◆ **INSTRUCTIONS TO FOLLOW**: Repeat the items from the first line through the line containing "- y-tick-label: 1.6: [54, 85, 73, 99]", inclusive, replacing every "x-tick-label" with "x-axis-tick-label" and leaving everything else as it is.
━━━ DATA PROVIDED ━━━
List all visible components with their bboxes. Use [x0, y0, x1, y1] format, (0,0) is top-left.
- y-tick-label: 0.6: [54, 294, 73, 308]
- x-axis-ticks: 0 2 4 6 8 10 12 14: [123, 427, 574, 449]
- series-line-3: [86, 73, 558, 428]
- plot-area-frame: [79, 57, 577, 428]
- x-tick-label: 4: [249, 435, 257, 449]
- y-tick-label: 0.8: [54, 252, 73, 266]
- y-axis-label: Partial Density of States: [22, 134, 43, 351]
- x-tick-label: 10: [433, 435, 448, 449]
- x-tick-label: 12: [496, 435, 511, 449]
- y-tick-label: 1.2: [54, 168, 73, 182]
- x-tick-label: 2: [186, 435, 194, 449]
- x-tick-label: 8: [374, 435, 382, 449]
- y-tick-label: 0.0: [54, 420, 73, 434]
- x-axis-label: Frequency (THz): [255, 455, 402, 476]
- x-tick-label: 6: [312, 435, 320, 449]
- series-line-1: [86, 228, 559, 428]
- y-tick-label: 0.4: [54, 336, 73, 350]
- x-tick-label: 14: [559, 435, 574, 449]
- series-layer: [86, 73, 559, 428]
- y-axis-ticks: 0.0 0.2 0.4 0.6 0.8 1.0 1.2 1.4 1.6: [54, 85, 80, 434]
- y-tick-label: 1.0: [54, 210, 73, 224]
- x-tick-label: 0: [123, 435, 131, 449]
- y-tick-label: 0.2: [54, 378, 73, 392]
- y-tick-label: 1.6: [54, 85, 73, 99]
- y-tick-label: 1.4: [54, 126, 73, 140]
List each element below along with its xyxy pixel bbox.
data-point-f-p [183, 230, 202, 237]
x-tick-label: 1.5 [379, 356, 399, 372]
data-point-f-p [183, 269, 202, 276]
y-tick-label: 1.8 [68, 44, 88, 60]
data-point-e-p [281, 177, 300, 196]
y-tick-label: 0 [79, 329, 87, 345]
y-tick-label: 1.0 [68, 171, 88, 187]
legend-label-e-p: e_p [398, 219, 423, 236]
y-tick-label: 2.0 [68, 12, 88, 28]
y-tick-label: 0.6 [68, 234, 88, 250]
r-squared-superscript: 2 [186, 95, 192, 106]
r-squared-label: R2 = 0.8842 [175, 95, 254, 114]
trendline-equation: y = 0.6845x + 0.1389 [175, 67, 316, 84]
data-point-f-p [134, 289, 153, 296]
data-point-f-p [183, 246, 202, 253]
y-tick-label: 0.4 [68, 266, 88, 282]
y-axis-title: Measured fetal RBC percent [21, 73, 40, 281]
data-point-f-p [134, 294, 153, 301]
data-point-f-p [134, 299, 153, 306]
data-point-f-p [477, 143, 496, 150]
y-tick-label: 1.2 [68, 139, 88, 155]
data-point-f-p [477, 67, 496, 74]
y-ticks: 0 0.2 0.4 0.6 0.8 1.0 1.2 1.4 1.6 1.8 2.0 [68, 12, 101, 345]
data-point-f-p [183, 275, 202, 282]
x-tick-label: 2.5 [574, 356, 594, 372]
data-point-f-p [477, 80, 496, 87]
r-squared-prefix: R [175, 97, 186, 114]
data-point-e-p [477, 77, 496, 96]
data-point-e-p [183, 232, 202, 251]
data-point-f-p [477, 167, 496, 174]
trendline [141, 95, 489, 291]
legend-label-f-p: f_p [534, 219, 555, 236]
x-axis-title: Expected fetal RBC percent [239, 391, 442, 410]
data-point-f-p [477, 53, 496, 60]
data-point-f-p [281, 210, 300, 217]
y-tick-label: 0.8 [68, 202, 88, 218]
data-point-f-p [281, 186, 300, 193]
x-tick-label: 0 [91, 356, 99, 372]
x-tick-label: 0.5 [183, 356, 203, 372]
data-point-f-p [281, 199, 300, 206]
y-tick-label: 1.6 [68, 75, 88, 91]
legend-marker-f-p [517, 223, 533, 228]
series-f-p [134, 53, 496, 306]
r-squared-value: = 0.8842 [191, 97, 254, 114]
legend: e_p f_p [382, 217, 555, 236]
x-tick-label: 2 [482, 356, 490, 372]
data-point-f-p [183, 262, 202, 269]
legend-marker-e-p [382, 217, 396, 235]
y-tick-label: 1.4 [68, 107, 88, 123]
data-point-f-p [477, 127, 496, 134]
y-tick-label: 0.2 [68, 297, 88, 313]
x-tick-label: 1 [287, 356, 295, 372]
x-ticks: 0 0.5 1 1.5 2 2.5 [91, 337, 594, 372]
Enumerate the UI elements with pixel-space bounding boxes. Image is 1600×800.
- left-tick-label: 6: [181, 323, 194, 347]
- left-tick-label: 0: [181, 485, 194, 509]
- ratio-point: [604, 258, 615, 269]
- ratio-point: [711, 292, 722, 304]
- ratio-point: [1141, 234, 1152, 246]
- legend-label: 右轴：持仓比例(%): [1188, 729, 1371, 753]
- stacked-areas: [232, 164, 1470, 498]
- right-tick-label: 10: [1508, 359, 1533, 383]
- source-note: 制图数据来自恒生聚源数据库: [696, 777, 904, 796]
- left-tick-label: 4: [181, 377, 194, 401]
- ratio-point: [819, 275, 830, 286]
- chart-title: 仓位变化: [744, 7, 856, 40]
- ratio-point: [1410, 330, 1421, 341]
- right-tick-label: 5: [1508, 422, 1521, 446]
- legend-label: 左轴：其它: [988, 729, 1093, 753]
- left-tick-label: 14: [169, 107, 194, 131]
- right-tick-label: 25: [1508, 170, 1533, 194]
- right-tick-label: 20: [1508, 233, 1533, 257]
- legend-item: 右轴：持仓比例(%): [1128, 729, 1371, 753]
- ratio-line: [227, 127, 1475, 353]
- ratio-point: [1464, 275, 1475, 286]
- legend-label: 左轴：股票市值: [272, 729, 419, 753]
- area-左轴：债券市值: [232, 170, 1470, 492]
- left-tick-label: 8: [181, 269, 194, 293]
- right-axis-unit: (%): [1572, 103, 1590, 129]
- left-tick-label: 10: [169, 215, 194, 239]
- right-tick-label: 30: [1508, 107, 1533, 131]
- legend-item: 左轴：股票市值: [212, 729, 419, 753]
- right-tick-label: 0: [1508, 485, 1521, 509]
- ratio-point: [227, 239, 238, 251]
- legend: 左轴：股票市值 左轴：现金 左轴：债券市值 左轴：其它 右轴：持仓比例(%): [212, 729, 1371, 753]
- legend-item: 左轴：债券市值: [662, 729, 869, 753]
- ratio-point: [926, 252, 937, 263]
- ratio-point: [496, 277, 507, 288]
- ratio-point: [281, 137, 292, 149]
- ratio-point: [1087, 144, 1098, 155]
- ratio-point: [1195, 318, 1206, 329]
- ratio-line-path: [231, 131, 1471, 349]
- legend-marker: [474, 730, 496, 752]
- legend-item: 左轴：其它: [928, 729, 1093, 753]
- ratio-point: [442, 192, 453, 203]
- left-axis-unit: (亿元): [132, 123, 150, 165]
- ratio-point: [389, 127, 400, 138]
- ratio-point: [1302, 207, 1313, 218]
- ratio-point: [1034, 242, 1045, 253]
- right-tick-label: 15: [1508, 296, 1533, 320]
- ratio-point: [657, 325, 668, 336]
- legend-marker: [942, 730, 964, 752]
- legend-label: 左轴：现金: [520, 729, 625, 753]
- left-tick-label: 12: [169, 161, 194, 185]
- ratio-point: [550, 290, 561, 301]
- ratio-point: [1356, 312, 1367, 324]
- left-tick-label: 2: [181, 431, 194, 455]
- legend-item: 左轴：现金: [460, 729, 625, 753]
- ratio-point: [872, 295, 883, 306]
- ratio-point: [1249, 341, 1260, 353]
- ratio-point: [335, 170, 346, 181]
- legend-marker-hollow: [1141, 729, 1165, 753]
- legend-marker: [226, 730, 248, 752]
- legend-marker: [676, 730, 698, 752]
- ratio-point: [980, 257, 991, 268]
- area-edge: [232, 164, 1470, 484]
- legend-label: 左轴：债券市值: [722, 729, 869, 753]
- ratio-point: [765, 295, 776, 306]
━━━
◆ **CORRECT RESULT**:
List all visible components with their bboxes. Use [x0, y0, x1, y1] format, (0,0) is top-left.
- y-tick-label: 0.6: [54, 294, 73, 308]
- x-axis-ticks: 0 2 4 6 8 10 12 14: [123, 427, 574, 449]
- series-line-3: [86, 73, 558, 428]
- plot-area-frame: [79, 57, 577, 428]
- x-axis-tick-label: 4: [249, 435, 257, 449]
- y-tick-label: 0.8: [54, 252, 73, 266]
- y-axis-label: Partial Density of States: [22, 134, 43, 351]
- x-axis-tick-label: 10: [433, 435, 448, 449]
- x-axis-tick-label: 12: [496, 435, 511, 449]
- y-tick-label: 1.2: [54, 168, 73, 182]
- x-axis-tick-label: 2: [186, 435, 194, 449]
- x-axis-tick-label: 8: [374, 435, 382, 449]
- y-tick-label: 0.0: [54, 420, 73, 434]
- x-axis-label: Frequency (THz): [255, 455, 402, 476]
- x-axis-tick-label: 6: [312, 435, 320, 449]
- series-line-1: [86, 228, 559, 428]
- y-tick-label: 0.4: [54, 336, 73, 350]
- x-axis-tick-label: 14: [559, 435, 574, 449]
- series-layer: [86, 73, 559, 428]
- y-axis-ticks: 0.0 0.2 0.4 0.6 0.8 1.0 1.2 1.4 1.6: [54, 85, 80, 434]
- y-tick-label: 1.0: [54, 210, 73, 224]
- x-axis-tick-label: 0: [123, 435, 131, 449]
- y-tick-label: 0.2: [54, 378, 73, 392]
- y-tick-label: 1.6: [54, 85, 73, 99]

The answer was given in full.